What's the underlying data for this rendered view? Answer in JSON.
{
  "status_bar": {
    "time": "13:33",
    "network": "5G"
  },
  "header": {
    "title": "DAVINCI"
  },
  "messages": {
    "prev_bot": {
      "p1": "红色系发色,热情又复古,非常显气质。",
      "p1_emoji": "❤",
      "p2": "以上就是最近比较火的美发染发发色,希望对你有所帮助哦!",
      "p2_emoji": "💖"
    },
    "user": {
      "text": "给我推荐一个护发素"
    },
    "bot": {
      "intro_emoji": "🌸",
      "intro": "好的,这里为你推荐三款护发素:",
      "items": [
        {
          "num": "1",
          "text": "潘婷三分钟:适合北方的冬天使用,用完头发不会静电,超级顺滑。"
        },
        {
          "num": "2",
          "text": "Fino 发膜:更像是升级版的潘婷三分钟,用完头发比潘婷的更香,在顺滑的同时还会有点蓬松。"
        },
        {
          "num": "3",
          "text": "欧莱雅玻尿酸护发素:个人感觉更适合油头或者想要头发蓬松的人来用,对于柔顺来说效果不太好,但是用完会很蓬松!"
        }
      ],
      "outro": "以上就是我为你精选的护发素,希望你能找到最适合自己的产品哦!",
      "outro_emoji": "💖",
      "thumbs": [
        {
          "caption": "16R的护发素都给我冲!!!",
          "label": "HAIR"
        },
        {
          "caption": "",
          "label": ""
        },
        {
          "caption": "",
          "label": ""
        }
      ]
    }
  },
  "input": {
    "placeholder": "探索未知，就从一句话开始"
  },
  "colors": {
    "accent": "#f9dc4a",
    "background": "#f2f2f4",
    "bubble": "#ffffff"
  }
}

— Exercise prompt —
Print out the whole listing exactly as it appears.

— Exercise answer —
What's the underlying data for this rendered view? Answer in JSON.
{
  "status_bar": {
    "time": "13:33",
    "network": "5G"
  },
  "header": {
    "title": "DAVINCI"
  },
  "messages": {
    "prev_bot": {
      "p1": "红色系发色,热情又复古,非常显气质。",
      "p1_emoji": "❤",
      "p2": "以上就是最近比较火的美发染发发色,希望对你有所帮助哦!",
      "p2_emoji": "💖"
    },
    "user": {
      "text": "给我推荐一个护发素"
    },
    "bot": {
      "intro_emoji": "🌸",
      "intro": "好的,这里为你推荐三款护发素:",
      "items": [
        {
          "num": "1",
          "text": "潘婷三分钟:适合北方的冬天使用,用完头发不会静电,超级顺滑。"
        },
        {
          "num": "2",
          "text": "Fino 发膜:更像是升级版的潘婷三分钟,用完头发比潘婷的更香,在顺滑的同时还会有点蓬松。"
        },
        {
          "num": "3",
          "text": "欧莱雅玻尿酸护发素:个人感觉更适合油头或者想要头发蓬松的人来用,对于柔顺来说效果不太好,但是用完会很蓬松!"
        }
      ],
      "outro": "以上就是我为你精选的护发素,希望你能找到最适合自己的产品哦!",
      "outro_emoji": "💖",
      "thumbs": [
        {
          "caption": "16R的护发素都给我冲!!!",
          "label": "HAIR"
        },
        {
          "caption": "",
          "label": ""
        },
        {
          "caption": "",
          "label": ""
        }
      ]
    }
  },
  "input": {
    "placeholder": "探索未知，就从一句话开始"
  },
  "colors": {
    "accent": "#f9dc4a",
    "background": "#f2f2f4",
    "bubble": "#ffffff"
  }
}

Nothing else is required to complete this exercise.